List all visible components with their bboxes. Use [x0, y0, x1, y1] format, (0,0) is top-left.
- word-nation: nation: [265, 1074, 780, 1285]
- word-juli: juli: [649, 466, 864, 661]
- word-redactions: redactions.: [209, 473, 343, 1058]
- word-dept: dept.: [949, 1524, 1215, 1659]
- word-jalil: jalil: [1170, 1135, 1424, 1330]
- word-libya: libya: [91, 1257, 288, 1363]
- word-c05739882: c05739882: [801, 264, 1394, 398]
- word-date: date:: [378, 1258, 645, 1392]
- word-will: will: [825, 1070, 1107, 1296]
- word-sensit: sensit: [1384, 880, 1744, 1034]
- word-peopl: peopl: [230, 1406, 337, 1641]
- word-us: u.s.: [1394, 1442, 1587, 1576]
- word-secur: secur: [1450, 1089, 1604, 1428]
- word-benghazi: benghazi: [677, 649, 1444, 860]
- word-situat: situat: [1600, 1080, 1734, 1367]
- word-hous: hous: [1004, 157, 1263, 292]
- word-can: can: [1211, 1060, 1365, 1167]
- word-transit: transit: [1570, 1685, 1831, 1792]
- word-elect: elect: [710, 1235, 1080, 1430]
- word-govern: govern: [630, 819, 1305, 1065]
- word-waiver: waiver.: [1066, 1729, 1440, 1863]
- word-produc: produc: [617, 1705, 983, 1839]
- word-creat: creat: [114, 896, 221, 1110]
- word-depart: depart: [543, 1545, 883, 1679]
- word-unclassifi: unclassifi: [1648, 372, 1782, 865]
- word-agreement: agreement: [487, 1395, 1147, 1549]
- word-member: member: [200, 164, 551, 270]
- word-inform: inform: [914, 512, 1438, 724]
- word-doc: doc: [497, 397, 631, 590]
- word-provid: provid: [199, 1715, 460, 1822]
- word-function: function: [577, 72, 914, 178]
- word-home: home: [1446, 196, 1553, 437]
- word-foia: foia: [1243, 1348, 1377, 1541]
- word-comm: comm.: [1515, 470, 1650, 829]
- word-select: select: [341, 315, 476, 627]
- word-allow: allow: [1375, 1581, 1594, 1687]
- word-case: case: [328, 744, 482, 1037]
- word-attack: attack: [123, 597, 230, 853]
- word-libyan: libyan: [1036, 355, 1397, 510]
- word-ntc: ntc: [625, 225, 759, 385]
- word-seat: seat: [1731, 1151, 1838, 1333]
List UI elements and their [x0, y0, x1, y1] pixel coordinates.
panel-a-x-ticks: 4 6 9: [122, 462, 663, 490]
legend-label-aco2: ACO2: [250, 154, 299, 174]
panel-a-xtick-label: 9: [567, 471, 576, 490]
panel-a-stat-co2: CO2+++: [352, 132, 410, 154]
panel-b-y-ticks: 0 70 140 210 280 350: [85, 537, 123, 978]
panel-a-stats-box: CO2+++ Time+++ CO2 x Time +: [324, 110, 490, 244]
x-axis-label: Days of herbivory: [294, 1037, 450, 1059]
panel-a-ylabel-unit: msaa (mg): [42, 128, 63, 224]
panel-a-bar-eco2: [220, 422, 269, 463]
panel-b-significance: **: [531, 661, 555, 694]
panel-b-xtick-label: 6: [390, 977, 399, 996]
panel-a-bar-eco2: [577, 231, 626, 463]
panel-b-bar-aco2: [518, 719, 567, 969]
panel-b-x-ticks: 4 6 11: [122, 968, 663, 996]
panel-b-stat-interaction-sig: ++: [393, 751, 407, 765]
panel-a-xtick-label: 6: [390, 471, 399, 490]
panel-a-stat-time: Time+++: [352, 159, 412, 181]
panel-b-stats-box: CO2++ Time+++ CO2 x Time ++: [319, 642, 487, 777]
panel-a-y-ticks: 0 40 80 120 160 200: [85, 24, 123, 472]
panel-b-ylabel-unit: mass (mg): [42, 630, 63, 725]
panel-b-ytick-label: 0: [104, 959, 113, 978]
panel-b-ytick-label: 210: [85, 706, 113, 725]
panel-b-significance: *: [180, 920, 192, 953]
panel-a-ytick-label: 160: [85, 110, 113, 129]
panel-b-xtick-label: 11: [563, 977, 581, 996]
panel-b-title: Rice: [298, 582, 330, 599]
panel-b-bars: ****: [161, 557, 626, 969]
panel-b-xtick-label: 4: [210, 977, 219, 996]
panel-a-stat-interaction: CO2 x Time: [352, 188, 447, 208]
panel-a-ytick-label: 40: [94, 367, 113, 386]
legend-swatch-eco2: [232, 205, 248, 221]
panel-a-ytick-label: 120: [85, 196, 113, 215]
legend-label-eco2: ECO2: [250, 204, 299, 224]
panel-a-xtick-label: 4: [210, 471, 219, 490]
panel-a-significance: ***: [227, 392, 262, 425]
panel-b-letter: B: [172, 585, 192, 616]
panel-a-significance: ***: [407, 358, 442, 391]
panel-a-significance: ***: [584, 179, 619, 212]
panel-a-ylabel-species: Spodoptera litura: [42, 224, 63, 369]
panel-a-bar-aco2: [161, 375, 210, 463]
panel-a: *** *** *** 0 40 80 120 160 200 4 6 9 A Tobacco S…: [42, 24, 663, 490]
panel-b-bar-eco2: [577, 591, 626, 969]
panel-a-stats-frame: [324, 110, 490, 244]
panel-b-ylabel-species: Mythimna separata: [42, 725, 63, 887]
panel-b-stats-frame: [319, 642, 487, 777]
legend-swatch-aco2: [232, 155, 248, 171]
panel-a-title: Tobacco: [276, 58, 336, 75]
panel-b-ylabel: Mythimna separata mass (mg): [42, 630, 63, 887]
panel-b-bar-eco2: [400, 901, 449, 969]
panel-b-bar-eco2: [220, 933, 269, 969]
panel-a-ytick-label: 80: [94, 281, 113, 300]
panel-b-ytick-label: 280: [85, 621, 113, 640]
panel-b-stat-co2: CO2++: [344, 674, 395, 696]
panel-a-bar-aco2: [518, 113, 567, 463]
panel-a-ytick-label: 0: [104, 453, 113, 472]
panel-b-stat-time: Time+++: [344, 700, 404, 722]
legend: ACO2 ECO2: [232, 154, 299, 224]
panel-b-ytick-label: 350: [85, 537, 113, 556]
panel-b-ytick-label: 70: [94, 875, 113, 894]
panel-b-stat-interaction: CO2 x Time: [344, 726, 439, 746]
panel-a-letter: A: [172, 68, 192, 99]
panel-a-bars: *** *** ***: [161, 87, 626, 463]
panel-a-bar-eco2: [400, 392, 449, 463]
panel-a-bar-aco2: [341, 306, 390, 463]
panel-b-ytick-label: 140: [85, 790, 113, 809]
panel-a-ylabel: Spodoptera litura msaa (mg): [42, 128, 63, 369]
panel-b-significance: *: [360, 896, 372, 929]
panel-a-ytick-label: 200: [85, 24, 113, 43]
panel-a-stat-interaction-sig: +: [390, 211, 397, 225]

★ ★ ★ ★ ★ ★ ★

- SHORT TASK
Copy every line of the data above word for word, in the same order.

- FULL ANSWER
List all visible components with their bboxes. Use [x0, y0, x1, y1] format, (0,0) is top-left.
- word-nation: nation: [265, 1074, 780, 1285]
- word-juli: juli: [649, 466, 864, 661]
- word-redactions: redactions.: [209, 473, 343, 1058]
- word-dept: dept.: [949, 1524, 1215, 1659]
- word-jalil: jalil: [1170, 1135, 1424, 1330]
- word-libya: libya: [91, 1257, 288, 1363]
- word-c05739882: c05739882: [801, 264, 1394, 398]
- word-date: date:: [378, 1258, 645, 1392]
- word-will: will: [825, 1070, 1107, 1296]
- word-sensit: sensit: [1384, 880, 1744, 1034]
- word-peopl: peopl: [230, 1406, 337, 1641]
- word-us: u.s.: [1394, 1442, 1587, 1576]
- word-secur: secur: [1450, 1089, 1604, 1428]
- word-benghazi: benghazi: [677, 649, 1444, 860]
- word-situat: situat: [1600, 1080, 1734, 1367]
- word-hous: hous: [1004, 157, 1263, 292]
- word-can: can: [1211, 1060, 1365, 1167]
- word-transit: transit: [1570, 1685, 1831, 1792]
- word-elect: elect: [710, 1235, 1080, 1430]
- word-govern: govern: [630, 819, 1305, 1065]
- word-waiver: waiver.: [1066, 1729, 1440, 1863]
- word-produc: produc: [617, 1705, 983, 1839]
- word-creat: creat: [114, 896, 221, 1110]
- word-depart: depart: [543, 1545, 883, 1679]
- word-unclassifi: unclassifi: [1648, 372, 1782, 865]
- word-agreement: agreement: [487, 1395, 1147, 1549]
- word-member: member: [200, 164, 551, 270]
- word-inform: inform: [914, 512, 1438, 724]
- word-doc: doc: [497, 397, 631, 590]
- word-provid: provid: [199, 1715, 460, 1822]
- word-function: function: [577, 72, 914, 178]
- word-home: home: [1446, 196, 1553, 437]
- word-foia: foia: [1243, 1348, 1377, 1541]
- word-comm: comm.: [1515, 470, 1650, 829]
- word-select: select: [341, 315, 476, 627]
- word-allow: allow: [1375, 1581, 1594, 1687]
- word-case: case: [328, 744, 482, 1037]
- word-attack: attack: [123, 597, 230, 853]
- word-libyan: libyan: [1036, 355, 1397, 510]
- word-ntc: ntc: [625, 225, 759, 385]
- word-seat: seat: [1731, 1151, 1838, 1333]
List UI elements and their [x0, y0, x1, y1] pixel coordinates.
panel-a-x-ticks: 4 6 9: [122, 462, 663, 490]
legend-label-aco2: ACO2: [250, 154, 299, 174]
panel-a-xtick-label: 9: [567, 471, 576, 490]
panel-a-stat-co2: CO2+++: [352, 132, 410, 154]
panel-b-y-ticks: 0 70 140 210 280 350: [85, 537, 123, 978]
panel-a-stats-box: CO2+++ Time+++ CO2 x Time +: [324, 110, 490, 244]
x-axis-label: Days of herbivory: [294, 1037, 450, 1059]
panel-a-ylabel-unit: msaa (mg): [42, 128, 63, 224]
panel-a-bar-eco2: [220, 422, 269, 463]
panel-b-significance: **: [531, 661, 555, 694]
panel-b-xtick-label: 6: [390, 977, 399, 996]
panel-a-bar-eco2: [577, 231, 626, 463]
panel-b-bar-aco2: [518, 719, 567, 969]
panel-b-x-ticks: 4 6 11: [122, 968, 663, 996]
panel-b-stat-interaction-sig: ++: [393, 751, 407, 765]
panel-a-xtick-label: 6: [390, 471, 399, 490]
panel-a-stat-time: Time+++: [352, 159, 412, 181]
panel-b-stats-box: CO2++ Time+++ CO2 x Time ++: [319, 642, 487, 777]
panel-a-y-ticks: 0 40 80 120 160 200: [85, 24, 123, 472]
panel-b-ylabel-unit: mass (mg): [42, 630, 63, 725]
panel-b-ytick-label: 0: [104, 959, 113, 978]
panel-b-ytick-label: 210: [85, 706, 113, 725]
panel-b-significance: *: [180, 920, 192, 953]
panel-a-ytick-label: 160: [85, 110, 113, 129]
panel-b-xtick-label: 11: [563, 977, 581, 996]
panel-b-title: Rice: [298, 582, 330, 599]
panel-b-bars: ****: [161, 557, 626, 969]
panel-b-xtick-label: 4: [210, 977, 219, 996]
panel-a-stat-interaction: CO2 x Time: [352, 188, 447, 208]
panel-a-ytick-label: 40: [94, 367, 113, 386]
legend-swatch-eco2: [232, 205, 248, 221]
panel-a-ytick-label: 120: [85, 196, 113, 215]
legend-label-eco2: ECO2: [250, 204, 299, 224]
panel-a-xtick-label: 4: [210, 471, 219, 490]
panel-a-significance: ***: [227, 392, 262, 425]
panel-b-letter: B: [172, 585, 192, 616]
panel-a-significance: ***: [407, 358, 442, 391]
panel-a-significance: ***: [584, 179, 619, 212]
panel-a-ylabel-species: Spodoptera litura: [42, 224, 63, 369]
panel-a-bar-aco2: [161, 375, 210, 463]
panel-a: *** *** *** 0 40 80 120 160 200 4 6 9 A Tobacco S…: [42, 24, 663, 490]
panel-b-bar-eco2: [577, 591, 626, 969]
panel-a-stats-frame: [324, 110, 490, 244]
panel-b-ylabel-species: Mythimna separata: [42, 725, 63, 887]
panel-b-stats-frame: [319, 642, 487, 777]
legend-swatch-aco2: [232, 155, 248, 171]
panel-a-title: Tobacco: [276, 58, 336, 75]
panel-b-ylabel: Mythimna separata mass (mg): [42, 630, 63, 887]
panel-b-bar-eco2: [400, 901, 449, 969]
panel-b-bar-eco2: [220, 933, 269, 969]
panel-a-ytick-label: 80: [94, 281, 113, 300]
panel-b-ytick-label: 280: [85, 621, 113, 640]
panel-b-stat-co2: CO2++: [344, 674, 395, 696]
panel-a-bar-aco2: [518, 113, 567, 463]
panel-a-ytick-label: 0: [104, 453, 113, 472]
panel-b-stat-time: Time+++: [344, 700, 404, 722]
legend: ACO2 ECO2: [232, 154, 299, 224]
panel-b-ytick-label: 350: [85, 537, 113, 556]
panel-b-ytick-label: 70: [94, 875, 113, 894]
panel-b-stat-interaction: CO2 x Time: [344, 726, 439, 746]
panel-a-letter: A: [172, 68, 192, 99]
panel-a-bars: *** *** ***: [161, 87, 626, 463]
panel-a-bar-eco2: [400, 392, 449, 463]
panel-a-bar-aco2: [341, 306, 390, 463]
panel-b-ytick-label: 140: [85, 790, 113, 809]
panel-a-ylabel: Spodoptera litura msaa (mg): [42, 128, 63, 369]
panel-b-significance: *: [360, 896, 372, 929]
panel-a-ytick-label: 200: [85, 24, 113, 43]
panel-a-stat-interaction-sig: +: [390, 211, 397, 225]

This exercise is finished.